>>>>>

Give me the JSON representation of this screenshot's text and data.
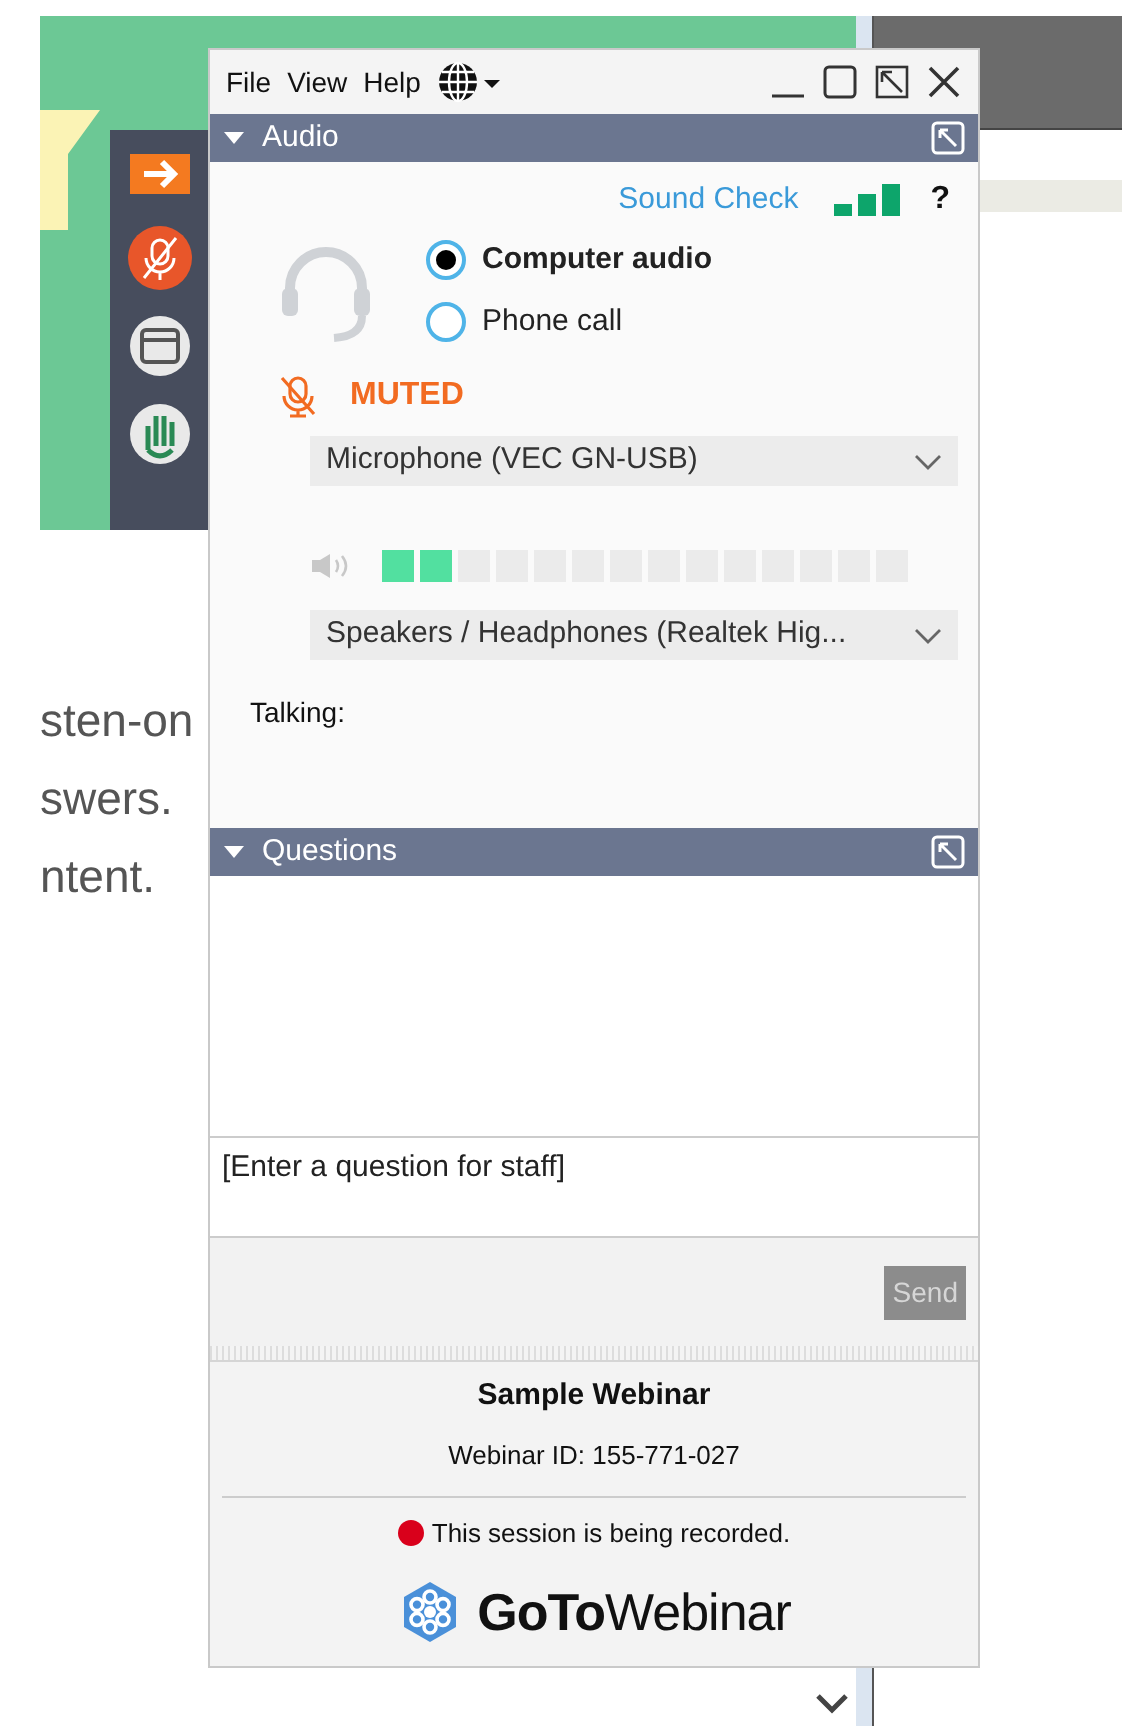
{
  "background": {
    "lines": [
      "sten-on",
      "swers.",
      "ntent."
    ]
  },
  "menu": [
    {
      "label": "File"
    },
    {
      "label": "View"
    },
    {
      "label": "Help"
    }
  ],
  "audio": {
    "title": "Audio",
    "expanded": true,
    "sound_check": "Sound Check",
    "help": "?",
    "options": [
      {
        "label": "Computer audio",
        "selected": true
      },
      {
        "label": "Phone call",
        "selected": false
      }
    ],
    "muted": true,
    "mute_label": "MUTED",
    "microphone": "Microphone (VEC GN-USB)",
    "speaker_meter": {
      "level": 0.143
    },
    "speakers": "Speakers / Headphones (Realtek Hig...",
    "talking": "Talking:"
  },
  "questions": {
    "title": "Questions",
    "expanded": true,
    "placeholder": "[Enter a question for staff]",
    "send": "Send",
    "send_disabled": true
  },
  "footer": {
    "title": "Sample Webinar",
    "webinar_id": "Webinar ID: 155-771-027",
    "recording": "This session is being recorded.",
    "brand": "**GoTo**Webinar"
  }
}
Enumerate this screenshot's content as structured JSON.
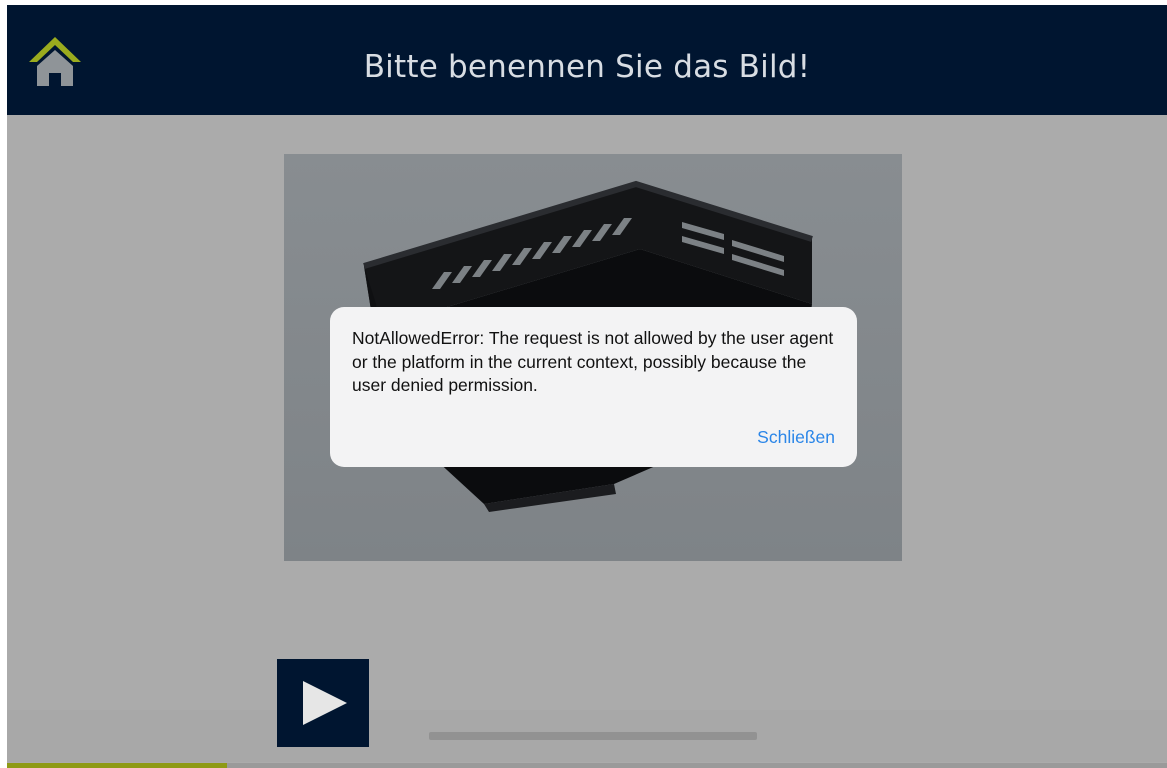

<<<<<

[WORK TO BE COMPLETED] Copy each line from the records above that includes the string "JSON".

[ANSWER IN FULL]
Give me the JSON representation of this screenshot's text and data.
Enumerate this screenshot's content as structured JSON.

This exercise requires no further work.